### Stated goal
Show all lines holding "name".

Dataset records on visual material
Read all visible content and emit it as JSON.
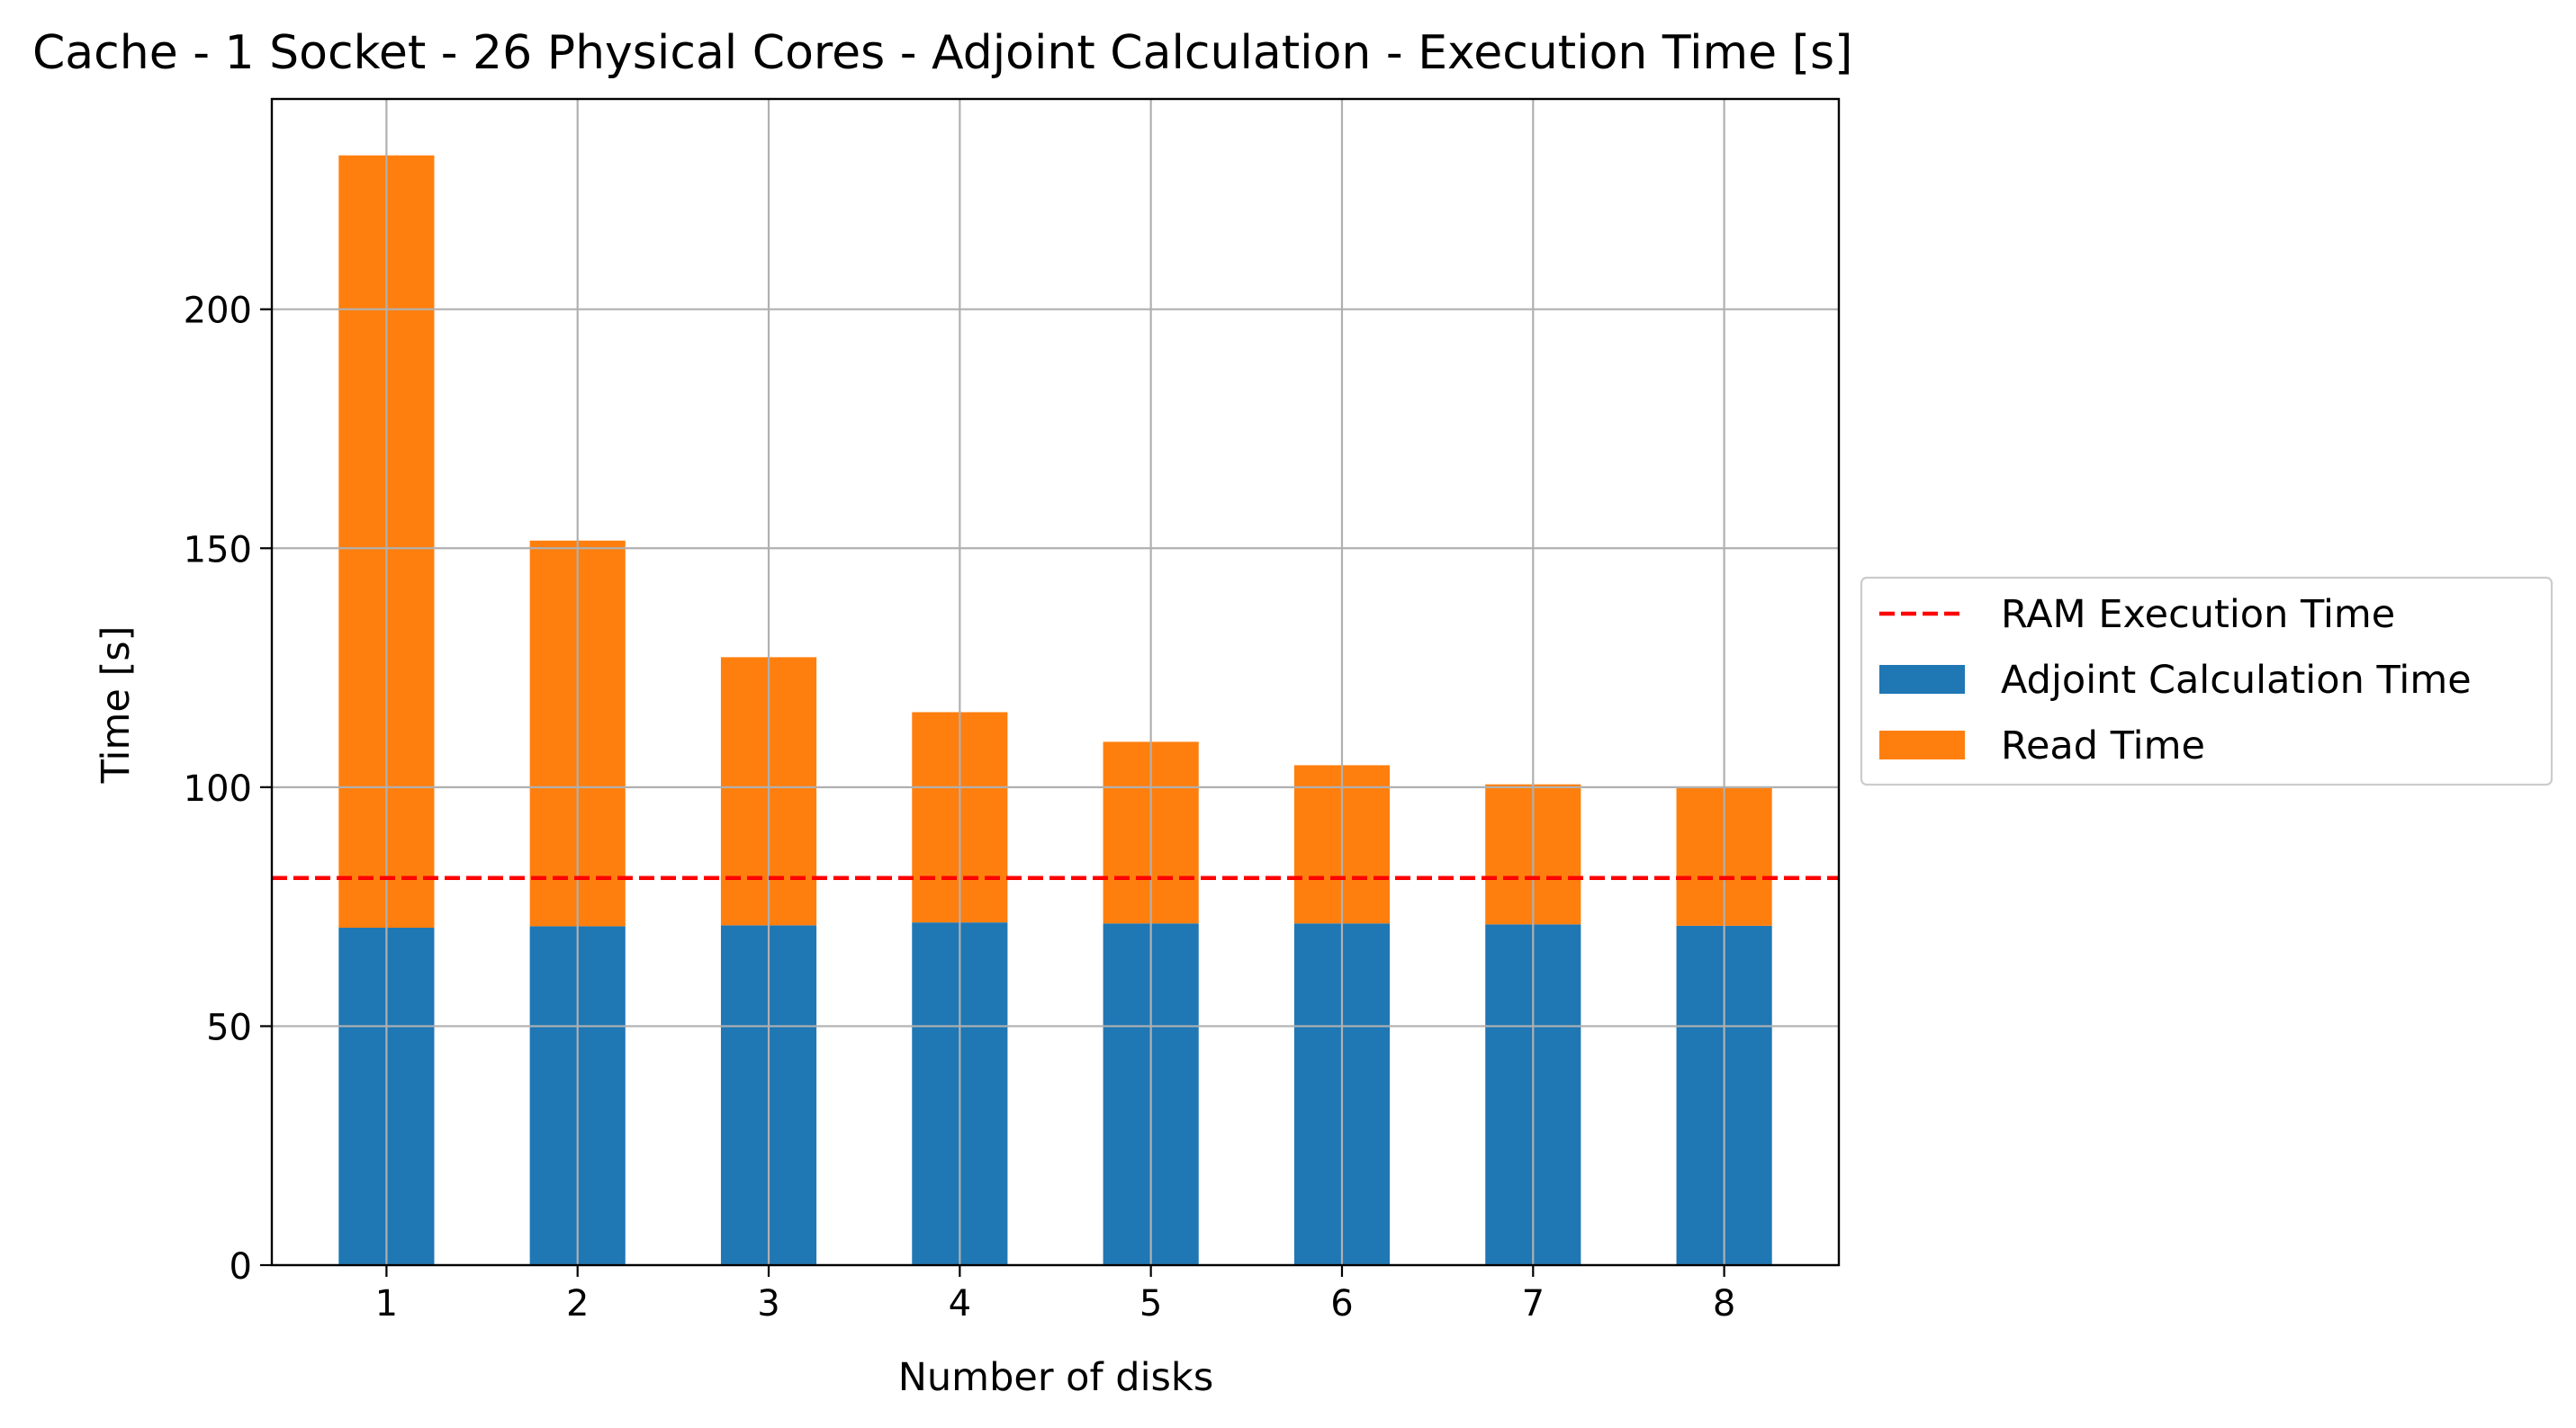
{
  "chart_data": {
    "type": "bar",
    "stacked": true,
    "title": "Cache - 1 Socket - 26 Physical Cores - Adjoint Calculation - Execution Time [s]",
    "xlabel": "Number of disks",
    "ylabel": "Time [s]",
    "categories": [
      "1",
      "2",
      "3",
      "4",
      "5",
      "6",
      "7",
      "8"
    ],
    "ylim": [
      0,
      244
    ],
    "yticks": [
      0,
      50,
      100,
      150,
      200
    ],
    "grid": true,
    "legend_position": "outside-right",
    "series": [
      {
        "name": "Adjoint Calculation Time",
        "color": "#1f77b4",
        "values": [
          70.6,
          70.9,
          71.1,
          71.7,
          71.5,
          71.5,
          71.3,
          71.0
        ]
      },
      {
        "name": "Read Time",
        "color": "#ff7f0e",
        "values": [
          161.6,
          80.7,
          56.1,
          44.0,
          38.0,
          33.1,
          29.3,
          28.9
        ]
      }
    ],
    "reference_lines": [
      {
        "name": "RAM Execution Time",
        "value": 81.0,
        "color": "#ff0000",
        "style": "dashed"
      }
    ],
    "legend": [
      "RAM Execution Time",
      "Adjoint Calculation Time",
      "Read Time"
    ]
  }
}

### Output for this task
        "name": "Adjoint Calculation Time",
        "name": "Read Time",
        "name": "RAM Execution Time",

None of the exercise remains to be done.